__Work instructions__. Give the records back in full, exactly as they read.
------------
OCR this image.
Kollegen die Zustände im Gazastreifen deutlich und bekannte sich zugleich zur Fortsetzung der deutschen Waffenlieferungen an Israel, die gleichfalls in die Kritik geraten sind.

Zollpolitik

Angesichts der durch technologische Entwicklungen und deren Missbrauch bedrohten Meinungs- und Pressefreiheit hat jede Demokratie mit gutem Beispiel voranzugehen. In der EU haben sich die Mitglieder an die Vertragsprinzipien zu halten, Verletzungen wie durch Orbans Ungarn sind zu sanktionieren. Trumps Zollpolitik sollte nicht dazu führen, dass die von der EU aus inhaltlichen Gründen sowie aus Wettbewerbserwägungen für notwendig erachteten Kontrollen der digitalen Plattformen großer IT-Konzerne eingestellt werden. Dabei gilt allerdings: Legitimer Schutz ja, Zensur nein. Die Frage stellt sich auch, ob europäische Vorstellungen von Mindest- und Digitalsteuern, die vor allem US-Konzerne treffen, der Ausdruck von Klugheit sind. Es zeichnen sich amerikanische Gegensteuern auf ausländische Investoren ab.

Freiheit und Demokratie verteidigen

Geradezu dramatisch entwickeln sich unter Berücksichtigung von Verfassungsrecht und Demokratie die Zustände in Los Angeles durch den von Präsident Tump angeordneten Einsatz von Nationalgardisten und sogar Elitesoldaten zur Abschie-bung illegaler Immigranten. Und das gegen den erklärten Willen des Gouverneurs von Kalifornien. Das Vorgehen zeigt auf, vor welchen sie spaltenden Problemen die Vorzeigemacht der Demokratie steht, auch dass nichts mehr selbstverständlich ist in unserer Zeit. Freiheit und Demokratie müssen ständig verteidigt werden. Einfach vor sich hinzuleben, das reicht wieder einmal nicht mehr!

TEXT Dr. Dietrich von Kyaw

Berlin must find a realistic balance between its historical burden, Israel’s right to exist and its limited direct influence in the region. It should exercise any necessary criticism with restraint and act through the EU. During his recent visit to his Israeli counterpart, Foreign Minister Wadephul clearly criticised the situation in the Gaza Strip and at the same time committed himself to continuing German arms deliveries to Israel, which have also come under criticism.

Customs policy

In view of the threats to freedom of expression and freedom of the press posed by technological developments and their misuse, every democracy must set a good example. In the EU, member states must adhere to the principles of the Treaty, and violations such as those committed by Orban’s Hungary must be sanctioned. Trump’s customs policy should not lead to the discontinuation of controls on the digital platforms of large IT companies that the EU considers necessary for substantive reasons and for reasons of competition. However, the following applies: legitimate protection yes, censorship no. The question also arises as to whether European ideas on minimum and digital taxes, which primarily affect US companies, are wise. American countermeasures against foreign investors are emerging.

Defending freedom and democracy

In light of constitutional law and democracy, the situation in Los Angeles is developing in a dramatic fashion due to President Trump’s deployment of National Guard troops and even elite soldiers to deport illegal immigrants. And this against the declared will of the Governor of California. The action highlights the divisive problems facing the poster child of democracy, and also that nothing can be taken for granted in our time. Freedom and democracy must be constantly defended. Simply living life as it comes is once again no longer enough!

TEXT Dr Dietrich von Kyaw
------------
__Answer for this exercise__.
OCR this image.
Kollegen die Zustände im Gazastreifen deutlich und bekannte sich zugleich zur Fortsetzung der deutschen Waffenlieferungen an Israel, die gleichfalls in die Kritik geraten sind.

Zollpolitik

Angesichts der durch technologische Entwicklungen und deren Missbrauch bedrohten Meinungs- und Pressefreiheit hat jede Demokratie mit gutem Beispiel voranzugehen. In der EU haben sich die Mitglieder an die Vertragsprinzipien zu halten, Verletzungen wie durch Orbans Ungarn sind zu sanktionieren. Trumps Zollpolitik sollte nicht dazu führen, dass die von der EU aus inhaltlichen Gründen sowie aus Wettbewerbserwägungen für notwendig erachteten Kontrollen der digitalen Plattformen großer IT-Konzerne eingestellt werden. Dabei gilt allerdings: Legitimer Schutz ja, Zensur nein. Die Frage stellt sich auch, ob europäische Vorstellungen von Mindest- und Digitalsteuern, die vor allem US-Konzerne treffen, der Ausdruck von Klugheit sind. Es zeichnen sich amerikanische Gegensteuern auf ausländische Investoren ab.

Freiheit und Demokratie verteidigen

Geradezu dramatisch entwickeln sich unter Berücksichtigung von Verfassungsrecht und Demokratie die Zustände in Los Angeles durch den von Präsident Tump angeordneten Einsatz von Nationalgardisten und sogar Elitesoldaten zur Abschie-bung illegaler Immigranten. Und das gegen den erklärten Willen des Gouverneurs von Kalifornien. Das Vorgehen zeigt auf, vor welchen sie spaltenden Problemen die Vorzeigemacht der Demokratie steht, auch dass nichts mehr selbstverständlich ist in unserer Zeit. Freiheit und Demokratie müssen ständig verteidigt werden. Einfach vor sich hinzuleben, das reicht wieder einmal nicht mehr!

TEXT Dr. Dietrich von Kyaw

Berlin must find a realistic balance between its historical burden, Israel’s right to exist and its limited direct influence in the region. It should exercise any necessary criticism with restraint and act through the EU. During his recent visit to his Israeli counterpart, Foreign Minister Wadephul clearly criticised the situation in the Gaza Strip and at the same time committed himself to continuing German arms deliveries to Israel, which have also come under criticism.

Customs policy

In view of the threats to freedom of expression and freedom of the press posed by technological developments and their misuse, every democracy must set a good example. In the EU, member states must adhere to the principles of the Treaty, and violations such as those committed by Orban’s Hungary must be sanctioned. Trump’s customs policy should not lead to the discontinuation of controls on the digital platforms of large IT companies that the EU considers necessary for substantive reasons and for reasons of competition. However, the following applies: legitimate protection yes, censorship no. The question also arises as to whether European ideas on minimum and digital taxes, which primarily affect US companies, are wise. American countermeasures against foreign investors are emerging.

Defending freedom and democracy

In light of constitutional law and democracy, the situation in Los Angeles is developing in a dramatic fashion due to President Trump’s deployment of National Guard troops and even elite soldiers to deport illegal immigrants. And this against the declared will of the Governor of California. The action highlights the divisive problems facing the poster child of democracy, and also that nothing can be taken for granted in our time. Freedom and democracy must be constantly defended. Simply living life as it comes is once again no longer enough!

TEXT Dr Dietrich von Kyaw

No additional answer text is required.